Edit the rows from the start up to and including the line with "app-grid-button[interactable] (0, 0, 34, 38)", replacing "more-vertical-icon" with "kebab-menu-icon" and changing nothing else. Give only those lines.

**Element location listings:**
>> start

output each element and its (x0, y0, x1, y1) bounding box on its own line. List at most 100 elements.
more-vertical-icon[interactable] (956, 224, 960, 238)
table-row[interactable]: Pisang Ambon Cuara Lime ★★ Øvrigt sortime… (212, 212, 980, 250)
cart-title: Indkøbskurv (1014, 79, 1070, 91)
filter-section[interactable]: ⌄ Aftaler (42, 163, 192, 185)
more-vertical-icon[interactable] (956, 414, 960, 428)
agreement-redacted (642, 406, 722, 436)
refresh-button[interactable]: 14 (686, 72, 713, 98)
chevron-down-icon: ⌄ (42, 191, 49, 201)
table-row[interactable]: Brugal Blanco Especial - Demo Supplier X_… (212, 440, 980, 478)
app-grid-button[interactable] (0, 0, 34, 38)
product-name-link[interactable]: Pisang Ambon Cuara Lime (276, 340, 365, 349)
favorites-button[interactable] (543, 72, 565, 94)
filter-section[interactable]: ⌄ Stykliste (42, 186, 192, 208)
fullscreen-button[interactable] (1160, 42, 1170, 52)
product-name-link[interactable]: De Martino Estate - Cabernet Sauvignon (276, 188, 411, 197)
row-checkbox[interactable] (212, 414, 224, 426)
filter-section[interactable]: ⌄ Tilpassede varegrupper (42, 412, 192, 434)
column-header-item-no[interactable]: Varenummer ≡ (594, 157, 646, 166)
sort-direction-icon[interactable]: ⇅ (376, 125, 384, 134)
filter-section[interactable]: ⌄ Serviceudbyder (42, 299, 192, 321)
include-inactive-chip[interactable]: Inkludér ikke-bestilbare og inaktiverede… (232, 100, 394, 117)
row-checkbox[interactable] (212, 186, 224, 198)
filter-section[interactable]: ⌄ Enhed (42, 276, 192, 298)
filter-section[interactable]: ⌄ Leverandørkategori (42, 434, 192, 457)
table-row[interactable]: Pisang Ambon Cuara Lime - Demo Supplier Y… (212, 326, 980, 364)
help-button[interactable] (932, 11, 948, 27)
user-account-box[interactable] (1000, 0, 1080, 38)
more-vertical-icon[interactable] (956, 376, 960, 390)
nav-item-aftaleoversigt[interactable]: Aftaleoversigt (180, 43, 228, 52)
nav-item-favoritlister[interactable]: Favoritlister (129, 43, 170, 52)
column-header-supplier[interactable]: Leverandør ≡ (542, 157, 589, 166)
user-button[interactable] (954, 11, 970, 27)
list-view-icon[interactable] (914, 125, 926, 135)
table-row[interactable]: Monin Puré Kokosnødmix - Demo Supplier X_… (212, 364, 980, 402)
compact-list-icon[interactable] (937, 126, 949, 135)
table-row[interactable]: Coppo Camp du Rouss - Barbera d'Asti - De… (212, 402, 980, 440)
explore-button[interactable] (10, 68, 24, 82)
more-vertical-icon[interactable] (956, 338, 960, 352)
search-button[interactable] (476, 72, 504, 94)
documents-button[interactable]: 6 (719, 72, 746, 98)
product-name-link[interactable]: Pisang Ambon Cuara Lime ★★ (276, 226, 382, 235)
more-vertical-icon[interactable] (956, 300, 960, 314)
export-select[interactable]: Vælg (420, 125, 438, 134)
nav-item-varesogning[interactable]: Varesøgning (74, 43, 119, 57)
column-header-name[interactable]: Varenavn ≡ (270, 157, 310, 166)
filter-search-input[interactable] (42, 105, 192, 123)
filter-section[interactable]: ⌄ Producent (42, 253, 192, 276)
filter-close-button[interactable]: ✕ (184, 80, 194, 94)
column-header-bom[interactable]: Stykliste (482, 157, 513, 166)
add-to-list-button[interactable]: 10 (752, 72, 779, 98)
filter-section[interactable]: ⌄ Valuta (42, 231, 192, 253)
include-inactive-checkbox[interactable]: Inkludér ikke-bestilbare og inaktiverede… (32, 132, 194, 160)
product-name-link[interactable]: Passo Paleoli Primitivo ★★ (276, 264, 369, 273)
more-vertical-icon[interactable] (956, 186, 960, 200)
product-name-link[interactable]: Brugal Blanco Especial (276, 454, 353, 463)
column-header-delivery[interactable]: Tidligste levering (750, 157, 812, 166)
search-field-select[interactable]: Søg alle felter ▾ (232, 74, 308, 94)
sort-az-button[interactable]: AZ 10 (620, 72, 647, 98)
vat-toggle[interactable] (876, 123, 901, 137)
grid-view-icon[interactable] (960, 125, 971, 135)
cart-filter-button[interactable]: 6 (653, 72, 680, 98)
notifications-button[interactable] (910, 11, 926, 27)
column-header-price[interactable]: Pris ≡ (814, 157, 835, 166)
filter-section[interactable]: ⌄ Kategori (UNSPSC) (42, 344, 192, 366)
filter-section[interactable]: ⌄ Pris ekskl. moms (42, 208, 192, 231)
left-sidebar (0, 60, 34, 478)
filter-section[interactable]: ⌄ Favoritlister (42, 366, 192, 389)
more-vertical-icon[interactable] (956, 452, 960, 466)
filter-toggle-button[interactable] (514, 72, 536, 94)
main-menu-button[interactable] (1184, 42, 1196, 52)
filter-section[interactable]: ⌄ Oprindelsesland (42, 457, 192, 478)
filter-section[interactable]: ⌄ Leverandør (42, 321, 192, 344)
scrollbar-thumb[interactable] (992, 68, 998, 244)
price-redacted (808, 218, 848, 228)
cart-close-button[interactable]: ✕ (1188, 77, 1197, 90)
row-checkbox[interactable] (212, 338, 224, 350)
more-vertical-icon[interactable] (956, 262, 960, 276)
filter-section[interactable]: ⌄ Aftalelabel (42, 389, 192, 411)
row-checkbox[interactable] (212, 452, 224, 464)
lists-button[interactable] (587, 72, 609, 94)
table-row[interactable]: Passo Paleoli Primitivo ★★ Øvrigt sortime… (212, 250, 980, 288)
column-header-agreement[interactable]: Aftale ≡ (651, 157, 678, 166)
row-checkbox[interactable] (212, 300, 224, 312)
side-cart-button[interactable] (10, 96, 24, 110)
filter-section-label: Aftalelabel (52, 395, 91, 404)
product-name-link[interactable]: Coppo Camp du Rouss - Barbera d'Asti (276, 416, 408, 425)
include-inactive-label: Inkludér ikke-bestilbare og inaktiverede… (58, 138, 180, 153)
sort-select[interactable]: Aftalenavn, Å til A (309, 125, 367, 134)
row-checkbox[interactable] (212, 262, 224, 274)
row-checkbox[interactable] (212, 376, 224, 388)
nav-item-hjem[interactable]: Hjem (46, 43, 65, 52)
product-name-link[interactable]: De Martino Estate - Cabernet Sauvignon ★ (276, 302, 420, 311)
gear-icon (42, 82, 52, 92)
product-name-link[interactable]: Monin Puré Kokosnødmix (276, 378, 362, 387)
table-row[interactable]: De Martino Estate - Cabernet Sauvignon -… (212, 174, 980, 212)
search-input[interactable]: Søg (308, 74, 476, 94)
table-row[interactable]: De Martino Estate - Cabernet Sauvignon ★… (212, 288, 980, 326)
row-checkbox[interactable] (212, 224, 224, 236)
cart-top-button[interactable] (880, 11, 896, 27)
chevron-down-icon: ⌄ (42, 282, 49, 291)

>> end

**EXERCISE OUTPUT:**
output each element and its (x0, y0, x1, y1) bounding box on its own line. List at most 100 elements.
kebab-menu-icon[interactable] (956, 224, 960, 238)
table-row[interactable]: Pisang Ambon Cuara Lime ★★ Øvrigt sortime… (212, 212, 980, 250)
cart-title: Indkøbskurv (1014, 79, 1070, 91)
filter-section[interactable]: ⌄ Aftaler (42, 163, 192, 185)
kebab-menu-icon[interactable] (956, 414, 960, 428)
agreement-redacted (642, 406, 722, 436)
refresh-button[interactable]: 14 (686, 72, 713, 98)
chevron-down-icon: ⌄ (42, 191, 49, 201)
table-row[interactable]: Brugal Blanco Especial - Demo Supplier X_… (212, 440, 980, 478)
app-grid-button[interactable] (0, 0, 34, 38)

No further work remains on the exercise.